═════ Data supplied ═════

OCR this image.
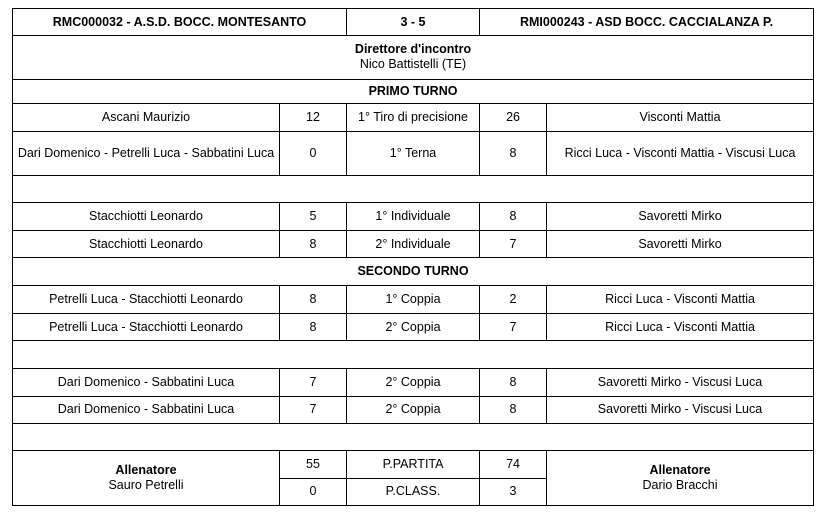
RMC000032 - A.S.D. BOCC. MONTESANTO		3 - 5	RMI000243 - ASD BOCC. CACCIALANZA P.	

Direttore d'incontro
Nico Battistelli (TE)				

PRIMO TURNO				
Ascani Maurizio	12	1° Tiro di precisione	26	Visconti Mattia
Dari Domenico - Petrelli Luca - Sabbatini Luca	0	1° Terna	8	Ricci Luca - Visconti Mattia - Viscusi Luca

Stacchiotti Leonardo	5	1° Individuale	8	Savoretti Mirko
Stacchiotti Leonardo	8	2° Individuale	7	Savoretti Mirko
SECONDO TURNO				
Petrelli Luca - Stacchiotti Leonardo	8	1° Coppia	2	Ricci Luca - Visconti Mattia
Petrelli Luca - Stacchiotti Leonardo	8	2° Coppia	7	Ricci Luca - Visconti Mattia

Dari Domenico - Sabbatini Luca	7	2° Coppia	8	Savoretti Mirko - Viscusi Luca
Dari Domenico - Sabbatini Luca	7	2° Coppia	8	Savoretti Mirko - Viscusi Luca

Allenatore
Sauro Petrelli	55	P.PARTITA	74	Allenatore
Dario Bracchi

	0	P.CLASS.	3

═════

**Task brief**
Quote every record above exactly, omitting any pictures they contain.

**Task response**
OCR this image.
RMC000032 - A.S.D. BOCC. MONTESANTO		3 - 5	RMI000243 - ASD BOCC. CACCIALANZA P.	

Direttore d'incontro
Nico Battistelli (TE)				

PRIMO TURNO				
Ascani Maurizio	12	1° Tiro di precisione	26	Visconti Mattia
Dari Domenico - Petrelli Luca - Sabbatini Luca	0	1° Terna	8	Ricci Luca - Visconti Mattia - Viscusi Luca

Stacchiotti Leonardo	5	1° Individuale	8	Savoretti Mirko
Stacchiotti Leonardo	8	2° Individuale	7	Savoretti Mirko
SECONDO TURNO				
Petrelli Luca - Stacchiotti Leonardo	8	1° Coppia	2	Ricci Luca - Visconti Mattia
Petrelli Luca - Stacchiotti Leonardo	8	2° Coppia	7	Ricci Luca - Visconti Mattia

Dari Domenico - Sabbatini Luca	7	2° Coppia	8	Savoretti Mirko - Viscusi Luca
Dari Domenico - Sabbatini Luca	7	2° Coppia	8	Savoretti Mirko - Viscusi Luca

Allenatore
Sauro Petrelli	55	P.PARTITA	74	Allenatore
Dario Bracchi

	0	P.CLASS.	3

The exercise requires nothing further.